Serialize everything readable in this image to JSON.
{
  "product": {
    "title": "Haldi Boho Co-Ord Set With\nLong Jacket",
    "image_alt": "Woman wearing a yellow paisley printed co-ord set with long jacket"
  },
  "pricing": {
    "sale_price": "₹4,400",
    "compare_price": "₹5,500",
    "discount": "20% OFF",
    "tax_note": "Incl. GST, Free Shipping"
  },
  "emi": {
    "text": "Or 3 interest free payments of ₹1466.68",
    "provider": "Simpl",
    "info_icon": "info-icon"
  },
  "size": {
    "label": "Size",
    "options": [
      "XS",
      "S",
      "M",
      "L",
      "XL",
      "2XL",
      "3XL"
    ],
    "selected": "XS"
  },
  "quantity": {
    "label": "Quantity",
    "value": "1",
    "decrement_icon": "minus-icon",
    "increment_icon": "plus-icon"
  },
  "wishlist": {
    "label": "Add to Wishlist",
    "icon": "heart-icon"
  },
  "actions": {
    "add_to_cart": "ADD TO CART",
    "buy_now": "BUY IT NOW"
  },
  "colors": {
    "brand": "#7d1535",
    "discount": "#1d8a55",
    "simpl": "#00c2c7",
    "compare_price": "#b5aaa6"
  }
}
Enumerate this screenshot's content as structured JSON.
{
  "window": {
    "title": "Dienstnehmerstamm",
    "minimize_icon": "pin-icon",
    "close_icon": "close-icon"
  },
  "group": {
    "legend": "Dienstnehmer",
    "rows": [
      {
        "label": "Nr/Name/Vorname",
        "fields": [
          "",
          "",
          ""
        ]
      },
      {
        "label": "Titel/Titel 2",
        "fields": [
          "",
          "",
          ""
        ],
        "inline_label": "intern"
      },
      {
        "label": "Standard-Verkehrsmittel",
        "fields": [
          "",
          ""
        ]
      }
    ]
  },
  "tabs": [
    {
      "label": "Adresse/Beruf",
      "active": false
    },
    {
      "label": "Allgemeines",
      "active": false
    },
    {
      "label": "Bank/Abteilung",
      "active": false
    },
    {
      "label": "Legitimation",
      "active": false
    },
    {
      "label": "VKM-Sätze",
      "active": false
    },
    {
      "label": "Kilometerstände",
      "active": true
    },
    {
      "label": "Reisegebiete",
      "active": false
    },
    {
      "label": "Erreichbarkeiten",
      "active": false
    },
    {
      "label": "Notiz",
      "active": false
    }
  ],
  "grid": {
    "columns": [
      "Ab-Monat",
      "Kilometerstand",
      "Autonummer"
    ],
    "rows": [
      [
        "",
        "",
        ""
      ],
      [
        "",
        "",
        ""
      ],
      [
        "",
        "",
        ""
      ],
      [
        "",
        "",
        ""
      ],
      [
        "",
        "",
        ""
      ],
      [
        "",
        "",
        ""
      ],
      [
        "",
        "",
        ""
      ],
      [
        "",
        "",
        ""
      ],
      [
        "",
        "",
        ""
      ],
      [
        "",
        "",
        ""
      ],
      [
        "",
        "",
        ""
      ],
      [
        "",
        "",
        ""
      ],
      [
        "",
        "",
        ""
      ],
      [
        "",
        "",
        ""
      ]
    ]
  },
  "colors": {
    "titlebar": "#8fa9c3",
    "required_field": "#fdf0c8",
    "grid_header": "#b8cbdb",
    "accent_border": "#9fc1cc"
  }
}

******************************

• [WHAT IS ASKED]:
Every entry should be output exactly as written, please.

• [SOLUTION TO THE EXERCISE]:
Serialize everything readable in this image to JSON.
{
  "product": {
    "title": "Haldi Boho Co-Ord Set With\nLong Jacket",
    "image_alt": "Woman wearing a yellow paisley printed co-ord set with long jacket"
  },
  "pricing": {
    "sale_price": "₹4,400",
    "compare_price": "₹5,500",
    "discount": "20% OFF",
    "tax_note": "Incl. GST, Free Shipping"
  },
  "emi": {
    "text": "Or 3 interest free payments of ₹1466.68",
    "provider": "Simpl",
    "info_icon": "info-icon"
  },
  "size": {
    "label": "Size",
    "options": [
      "XS",
      "S",
      "M",
      "L",
      "XL",
      "2XL",
      "3XL"
    ],
    "selected": "XS"
  },
  "quantity": {
    "label": "Quantity",
    "value": "1",
    "decrement_icon": "minus-icon",
    "increment_icon": "plus-icon"
  },
  "wishlist": {
    "label": "Add to Wishlist",
    "icon": "heart-icon"
  },
  "actions": {
    "add_to_cart": "ADD TO CART",
    "buy_now": "BUY IT NOW"
  },
  "colors": {
    "brand": "#7d1535",
    "discount": "#1d8a55",
    "simpl": "#00c2c7",
    "compare_price": "#b5aaa6"
  }
}
Enumerate this screenshot's content as structured JSON.
{
  "window": {
    "title": "Dienstnehmerstamm",
    "minimize_icon": "pin-icon",
    "close_icon": "close-icon"
  },
  "group": {
    "legend": "Dienstnehmer",
    "rows": [
      {
        "label": "Nr/Name/Vorname",
        "fields": [
          "",
          "",
          ""
        ]
      },
      {
        "label": "Titel/Titel 2",
        "fields": [
          "",
          "",
          ""
        ],
        "inline_label": "intern"
      },
      {
        "label": "Standard-Verkehrsmittel",
        "fields": [
          "",
          ""
        ]
      }
    ]
  },
  "tabs": [
    {
      "label": "Adresse/Beruf",
      "active": false
    },
    {
      "label": "Allgemeines",
      "active": false
    },
    {
      "label": "Bank/Abteilung",
      "active": false
    },
    {
      "label": "Legitimation",
      "active": false
    },
    {
      "label": "VKM-Sätze",
      "active": false
    },
    {
      "label": "Kilometerstände",
      "active": true
    },
    {
      "label": "Reisegebiete",
      "active": false
    },
    {
      "label": "Erreichbarkeiten",
      "active": false
    },
    {
      "label": "Notiz",
      "active": false
    }
  ],
  "grid": {
    "columns": [
      "Ab-Monat",
      "Kilometerstand",
      "Autonummer"
    ],
    "rows": [
      [
        "",
        "",
        ""
      ],
      [
        "",
        "",
        ""
      ],
      [
        "",
        "",
        ""
      ],
      [
        "",
        "",
        ""
      ],
      [
        "",
        "",
        ""
      ],
      [
        "",
        "",
        ""
      ],
      [
        "",
        "",
        ""
      ],
      [
        "",
        "",
        ""
      ],
      [
        "",
        "",
        ""
      ],
      [
        "",
        "",
        ""
      ],
      [
        "",
        "",
        ""
      ],
      [
        "",
        "",
        ""
      ],
      [
        "",
        "",
        ""
      ],
      [
        "",
        "",
        ""
      ]
    ]
  },
  "colors": {
    "titlebar": "#8fa9c3",
    "required_field": "#fdf0c8",
    "grid_header": "#b8cbdb",
    "accent_border": "#9fc1cc"
  }
}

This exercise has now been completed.